#### The exercise:
Copy out every record below with complete accuracy.

BEGIN The records

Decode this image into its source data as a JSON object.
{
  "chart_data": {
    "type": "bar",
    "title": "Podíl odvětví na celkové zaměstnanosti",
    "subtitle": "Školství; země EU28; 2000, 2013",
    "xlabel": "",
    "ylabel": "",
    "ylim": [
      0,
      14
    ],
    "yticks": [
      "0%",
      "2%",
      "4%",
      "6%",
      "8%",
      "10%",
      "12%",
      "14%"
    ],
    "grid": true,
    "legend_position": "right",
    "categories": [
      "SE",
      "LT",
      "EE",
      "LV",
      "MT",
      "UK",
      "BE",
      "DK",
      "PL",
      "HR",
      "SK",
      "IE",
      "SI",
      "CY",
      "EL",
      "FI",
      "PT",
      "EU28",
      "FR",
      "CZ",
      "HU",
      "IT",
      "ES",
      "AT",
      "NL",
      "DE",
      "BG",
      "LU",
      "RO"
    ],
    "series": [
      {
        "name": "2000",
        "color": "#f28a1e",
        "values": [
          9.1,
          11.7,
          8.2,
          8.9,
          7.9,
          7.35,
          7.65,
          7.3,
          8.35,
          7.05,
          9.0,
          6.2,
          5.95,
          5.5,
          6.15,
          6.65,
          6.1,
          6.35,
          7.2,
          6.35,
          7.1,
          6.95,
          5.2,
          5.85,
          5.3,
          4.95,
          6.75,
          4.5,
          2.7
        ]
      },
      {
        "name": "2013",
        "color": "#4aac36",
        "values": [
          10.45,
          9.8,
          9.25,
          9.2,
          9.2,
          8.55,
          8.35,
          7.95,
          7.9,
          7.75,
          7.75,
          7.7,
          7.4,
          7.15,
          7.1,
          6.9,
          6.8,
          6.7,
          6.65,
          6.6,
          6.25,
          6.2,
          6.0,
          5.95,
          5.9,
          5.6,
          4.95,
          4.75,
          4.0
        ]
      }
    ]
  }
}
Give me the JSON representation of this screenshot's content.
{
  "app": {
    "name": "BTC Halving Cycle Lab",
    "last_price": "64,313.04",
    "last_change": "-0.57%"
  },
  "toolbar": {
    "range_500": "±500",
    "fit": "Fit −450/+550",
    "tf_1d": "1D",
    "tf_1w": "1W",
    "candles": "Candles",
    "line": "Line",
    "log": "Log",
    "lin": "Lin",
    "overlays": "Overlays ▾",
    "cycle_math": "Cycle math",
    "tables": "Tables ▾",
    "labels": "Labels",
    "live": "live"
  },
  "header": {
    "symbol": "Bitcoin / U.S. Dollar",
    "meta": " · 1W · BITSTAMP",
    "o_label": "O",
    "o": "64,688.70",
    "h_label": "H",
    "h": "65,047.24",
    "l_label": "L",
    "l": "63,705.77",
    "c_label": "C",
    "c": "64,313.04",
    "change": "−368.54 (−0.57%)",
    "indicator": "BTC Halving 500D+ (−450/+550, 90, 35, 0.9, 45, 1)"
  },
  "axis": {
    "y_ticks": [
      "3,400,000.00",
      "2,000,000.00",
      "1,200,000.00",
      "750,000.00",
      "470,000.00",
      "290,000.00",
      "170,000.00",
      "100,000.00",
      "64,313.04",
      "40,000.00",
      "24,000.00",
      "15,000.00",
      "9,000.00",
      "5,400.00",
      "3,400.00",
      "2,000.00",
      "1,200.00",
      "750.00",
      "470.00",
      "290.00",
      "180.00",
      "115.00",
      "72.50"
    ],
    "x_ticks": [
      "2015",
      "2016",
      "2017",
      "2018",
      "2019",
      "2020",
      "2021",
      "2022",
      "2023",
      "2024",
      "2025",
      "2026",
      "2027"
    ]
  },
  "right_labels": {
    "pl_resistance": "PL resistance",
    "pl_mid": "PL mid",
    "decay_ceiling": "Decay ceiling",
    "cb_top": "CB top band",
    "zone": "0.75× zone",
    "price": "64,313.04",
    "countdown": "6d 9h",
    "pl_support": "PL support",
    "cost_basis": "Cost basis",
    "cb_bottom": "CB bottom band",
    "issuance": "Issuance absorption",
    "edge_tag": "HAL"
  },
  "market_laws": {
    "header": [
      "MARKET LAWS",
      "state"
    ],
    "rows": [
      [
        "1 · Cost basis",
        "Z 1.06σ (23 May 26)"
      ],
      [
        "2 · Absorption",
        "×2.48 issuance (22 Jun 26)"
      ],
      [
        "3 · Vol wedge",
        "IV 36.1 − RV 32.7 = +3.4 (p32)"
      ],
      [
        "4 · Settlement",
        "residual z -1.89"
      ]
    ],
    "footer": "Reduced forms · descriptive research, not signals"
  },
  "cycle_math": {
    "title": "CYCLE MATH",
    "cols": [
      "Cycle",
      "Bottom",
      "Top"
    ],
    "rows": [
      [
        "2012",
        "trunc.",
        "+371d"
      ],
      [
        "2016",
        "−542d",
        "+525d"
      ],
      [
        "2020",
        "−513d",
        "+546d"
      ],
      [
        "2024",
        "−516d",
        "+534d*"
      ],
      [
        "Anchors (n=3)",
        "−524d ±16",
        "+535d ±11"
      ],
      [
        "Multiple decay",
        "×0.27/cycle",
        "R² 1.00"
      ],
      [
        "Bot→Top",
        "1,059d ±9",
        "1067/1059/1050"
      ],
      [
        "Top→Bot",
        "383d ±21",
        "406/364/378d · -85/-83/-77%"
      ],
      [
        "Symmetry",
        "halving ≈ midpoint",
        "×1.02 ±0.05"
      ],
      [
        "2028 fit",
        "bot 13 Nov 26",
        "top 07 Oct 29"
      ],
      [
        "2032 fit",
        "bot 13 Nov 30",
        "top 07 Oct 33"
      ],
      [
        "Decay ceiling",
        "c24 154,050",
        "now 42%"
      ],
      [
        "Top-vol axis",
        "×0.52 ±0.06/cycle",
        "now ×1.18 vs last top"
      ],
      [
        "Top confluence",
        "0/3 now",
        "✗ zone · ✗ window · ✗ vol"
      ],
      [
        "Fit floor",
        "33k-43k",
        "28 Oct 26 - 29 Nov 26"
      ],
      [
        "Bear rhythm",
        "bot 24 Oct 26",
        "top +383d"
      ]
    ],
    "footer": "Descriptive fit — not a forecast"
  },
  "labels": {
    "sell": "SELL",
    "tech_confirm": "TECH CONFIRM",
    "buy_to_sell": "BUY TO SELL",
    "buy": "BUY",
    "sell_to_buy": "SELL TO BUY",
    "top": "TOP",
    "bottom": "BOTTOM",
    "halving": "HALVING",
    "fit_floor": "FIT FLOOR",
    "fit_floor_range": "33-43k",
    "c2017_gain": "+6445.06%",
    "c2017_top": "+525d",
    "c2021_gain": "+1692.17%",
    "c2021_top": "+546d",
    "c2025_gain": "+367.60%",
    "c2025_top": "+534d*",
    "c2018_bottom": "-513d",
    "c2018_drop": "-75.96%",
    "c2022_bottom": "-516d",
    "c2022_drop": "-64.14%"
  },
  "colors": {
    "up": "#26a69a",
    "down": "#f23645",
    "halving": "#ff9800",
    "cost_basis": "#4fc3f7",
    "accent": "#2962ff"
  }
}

END The records

#### Solution for this task:
Decode this image into its source data as a JSON object.
{
  "chart_data": {
    "type": "bar",
    "title": "Podíl odvětví na celkové zaměstnanosti",
    "subtitle": "Školství; země EU28; 2000, 2013",
    "xlabel": "",
    "ylabel": "",
    "ylim": [
      0,
      14
    ],
    "yticks": [
      "0%",
      "2%",
      "4%",
      "6%",
      "8%",
      "10%",
      "12%",
      "14%"
    ],
    "grid": true,
    "legend_position": "right",
    "categories": [
      "SE",
      "LT",
      "EE",
      "LV",
      "MT",
      "UK",
      "BE",
      "DK",
      "PL",
      "HR",
      "SK",
      "IE",
      "SI",
      "CY",
      "EL",
      "FI",
      "PT",
      "EU28",
      "FR",
      "CZ",
      "HU",
      "IT",
      "ES",
      "AT",
      "NL",
      "DE",
      "BG",
      "LU",
      "RO"
    ],
    "series": [
      {
        "name": "2000",
        "color": "#f28a1e",
        "values": [
          9.1,
          11.7,
          8.2,
          8.9,
          7.9,
          7.35,
          7.65,
          7.3,
          8.35,
          7.05,
          9.0,
          6.2,
          5.95,
          5.5,
          6.15,
          6.65,
          6.1,
          6.35,
          7.2,
          6.35,
          7.1,
          6.95,
          5.2,
          5.85,
          5.3,
          4.95,
          6.75,
          4.5,
          2.7
        ]
      },
      {
        "name": "2013",
        "color": "#4aac36",
        "values": [
          10.45,
          9.8,
          9.25,
          9.2,
          9.2,
          8.55,
          8.35,
          7.95,
          7.9,
          7.75,
          7.75,
          7.7,
          7.4,
          7.15,
          7.1,
          6.9,
          6.8,
          6.7,
          6.65,
          6.6,
          6.25,
          6.2,
          6.0,
          5.95,
          5.9,
          5.6,
          4.95,
          4.75,
          4.0
        ]
      }
    ]
  }
}
Give me the JSON representation of this screenshot's content.
{
  "app": {
    "name": "BTC Halving Cycle Lab",
    "last_price": "64,313.04",
    "last_change": "-0.57%"
  },
  "toolbar": {
    "range_500": "±500",
    "fit": "Fit −450/+550",
    "tf_1d": "1D",
    "tf_1w": "1W",
    "candles": "Candles",
    "line": "Line",
    "log": "Log",
    "lin": "Lin",
    "overlays": "Overlays ▾",
    "cycle_math": "Cycle math",
    "tables": "Tables ▾",
    "labels": "Labels",
    "live": "live"
  },
  "header": {
    "symbol": "Bitcoin / U.S. Dollar",
    "meta": " · 1W · BITSTAMP",
    "o_label": "O",
    "o": "64,688.70",
    "h_label": "H",
    "h": "65,047.24",
    "l_label": "L",
    "l": "63,705.77",
    "c_label": "C",
    "c": "64,313.04",
    "change": "−368.54 (−0.57%)",
    "indicator": "BTC Halving 500D+ (−450/+550, 90, 35, 0.9, 45, 1)"
  },
  "axis": {
    "y_ticks": [
      "3,400,000.00",
      "2,000,000.00",
      "1,200,000.00",
      "750,000.00",
      "470,000.00",
      "290,000.00",
      "170,000.00",
      "100,000.00",
      "64,313.04",
      "40,000.00",
      "24,000.00",
      "15,000.00",
      "9,000.00",
      "5,400.00",
      "3,400.00",
      "2,000.00",
      "1,200.00",
      "750.00",
      "470.00",
      "290.00",
      "180.00",
      "115.00",
      "72.50"
    ],
    "x_ticks": [
      "2015",
      "2016",
      "2017",
      "2018",
      "2019",
      "2020",
      "2021",
      "2022",
      "2023",
      "2024",
      "2025",
      "2026",
      "2027"
    ]
  },
  "right_labels": {
    "pl_resistance": "PL resistance",
    "pl_mid": "PL mid",
    "decay_ceiling": "Decay ceiling",
    "cb_top": "CB top band",
    "zone": "0.75× zone",
    "price": "64,313.04",
    "countdown": "6d 9h",
    "pl_support": "PL support",
    "cost_basis": "Cost basis",
    "cb_bottom": "CB bottom band",
    "issuance": "Issuance absorption",
    "edge_tag": "HAL"
  },
  "market_laws": {
    "header": [
      "MARKET LAWS",
      "state"
    ],
    "rows": [
      [
        "1 · Cost basis",
        "Z 1.06σ (23 May 26)"
      ],
      [
        "2 · Absorption",
        "×2.48 issuance (22 Jun 26)"
      ],
      [
        "3 · Vol wedge",
        "IV 36.1 − RV 32.7 = +3.4 (p32)"
      ],
      [
        "4 · Settlement",
        "residual z -1.89"
      ]
    ],
    "footer": "Reduced forms · descriptive research, not signals"
  },
  "cycle_math": {
    "title": "CYCLE MATH",
    "cols": [
      "Cycle",
      "Bottom",
      "Top"
    ],
    "rows": [
      [
        "2012",
        "trunc.",
        "+371d"
      ],
      [
        "2016",
        "−542d",
        "+525d"
      ],
      [
        "2020",
        "−513d",
        "+546d"
      ],
      [
        "2024",
        "−516d",
        "+534d*"
      ],
      [
        "Anchors (n=3)",
        "−524d ±16",
        "+535d ±11"
      ],
      [
        "Multiple decay",
        "×0.27/cycle",
        "R² 1.00"
      ],
      [
        "Bot→Top",
        "1,059d ±9",
        "1067/1059/1050"
      ],
      [
        "Top→Bot",
        "383d ±21",
        "406/364/378d · -85/-83/-77%"
      ],
      [
        "Symmetry",
        "halving ≈ midpoint",
        "×1.02 ±0.05"
      ],
      [
        "2028 fit",
        "bot 13 Nov 26",
        "top 07 Oct 29"
      ],
      [
        "2032 fit",
        "bot 13 Nov 30",
        "top 07 Oct 33"
      ],
      [
        "Decay ceiling",
        "c24 154,050",
        "now 42%"
      ],
      [
        "Top-vol axis",
        "×0.52 ±0.06/cycle",
        "now ×1.18 vs last top"
      ],
      [
        "Top confluence",
        "0/3 now",
        "✗ zone · ✗ window · ✗ vol"
      ],
      [
        "Fit floor",
        "33k-43k",
        "28 Oct 26 - 29 Nov 26"
      ],
      [
        "Bear rhythm",
        "bot 24 Oct 26",
        "top +383d"
      ]
    ],
    "footer": "Descriptive fit — not a forecast"
  },
  "labels": {
    "sell": "SELL",
    "tech_confirm": "TECH CONFIRM",
    "buy_to_sell": "BUY TO SELL",
    "buy": "BUY",
    "sell_to_buy": "SELL TO BUY",
    "top": "TOP",
    "bottom": "BOTTOM",
    "halving": "HALVING",
    "fit_floor": "FIT FLOOR",
    "fit_floor_range": "33-43k",
    "c2017_gain": "+6445.06%",
    "c2017_top": "+525d",
    "c2021_gain": "+1692.17%",
    "c2021_top": "+546d",
    "c2025_gain": "+367.60%",
    "c2025_top": "+534d*",
    "c2018_bottom": "-513d",
    "c2018_drop": "-75.96%",
    "c2022_bottom": "-516d",
    "c2022_drop": "-64.14%"
  },
  "colors": {
    "up": "#26a69a",
    "down": "#f23645",
    "halving": "#ff9800",
    "cost_basis": "#4fc3f7",
    "accent": "#2962ff"
  }
}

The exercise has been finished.